EXERCISE REQUIREMENTS |
Wherever a picture appears, leave it out; set down everything else in the records exactly.

*** RECORDS TO USE

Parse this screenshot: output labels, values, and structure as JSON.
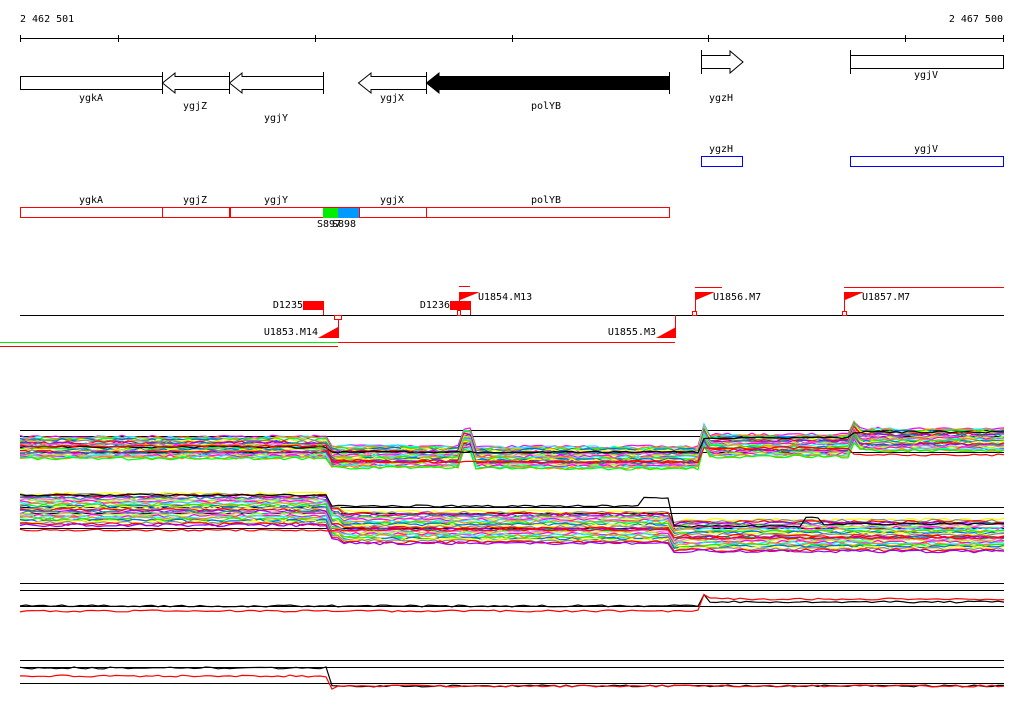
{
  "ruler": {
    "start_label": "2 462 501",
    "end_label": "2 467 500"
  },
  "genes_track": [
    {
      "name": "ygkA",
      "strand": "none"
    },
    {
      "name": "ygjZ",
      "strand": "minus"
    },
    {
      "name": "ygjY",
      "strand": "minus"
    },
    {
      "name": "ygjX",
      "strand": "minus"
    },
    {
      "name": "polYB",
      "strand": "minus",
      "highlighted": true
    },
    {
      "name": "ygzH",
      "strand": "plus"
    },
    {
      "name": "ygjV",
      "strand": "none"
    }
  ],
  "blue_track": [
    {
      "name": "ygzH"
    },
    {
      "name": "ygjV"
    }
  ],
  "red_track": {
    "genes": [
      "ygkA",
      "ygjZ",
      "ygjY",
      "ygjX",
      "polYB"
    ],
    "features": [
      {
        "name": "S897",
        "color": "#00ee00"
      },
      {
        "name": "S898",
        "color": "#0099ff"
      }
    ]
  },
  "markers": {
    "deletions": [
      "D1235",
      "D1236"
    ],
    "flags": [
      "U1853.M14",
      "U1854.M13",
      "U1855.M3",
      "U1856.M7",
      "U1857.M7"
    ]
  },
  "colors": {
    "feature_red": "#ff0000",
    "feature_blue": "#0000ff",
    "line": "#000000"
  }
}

******

SOLUTION FOR THIS PROBLEM |
Parse this screenshot: output labels, values, and structure as JSON.
{
  "ruler": {
    "start_label": "2 462 501",
    "end_label": "2 467 500"
  },
  "genes_track": [
    {
      "name": "ygkA",
      "strand": "none"
    },
    {
      "name": "ygjZ",
      "strand": "minus"
    },
    {
      "name": "ygjY",
      "strand": "minus"
    },
    {
      "name": "ygjX",
      "strand": "minus"
    },
    {
      "name": "polYB",
      "strand": "minus",
      "highlighted": true
    },
    {
      "name": "ygzH",
      "strand": "plus"
    },
    {
      "name": "ygjV",
      "strand": "none"
    }
  ],
  "blue_track": [
    {
      "name": "ygzH"
    },
    {
      "name": "ygjV"
    }
  ],
  "red_track": {
    "genes": [
      "ygkA",
      "ygjZ",
      "ygjY",
      "ygjX",
      "polYB"
    ],
    "features": [
      {
        "name": "S897",
        "color": "#00ee00"
      },
      {
        "name": "S898",
        "color": "#0099ff"
      }
    ]
  },
  "markers": {
    "deletions": [
      "D1235",
      "D1236"
    ],
    "flags": [
      "U1853.M14",
      "U1854.M13",
      "U1855.M3",
      "U1856.M7",
      "U1857.M7"
    ]
  },
  "colors": {
    "feature_red": "#ff0000",
    "feature_blue": "#0000ff",
    "line": "#000000"
  }
}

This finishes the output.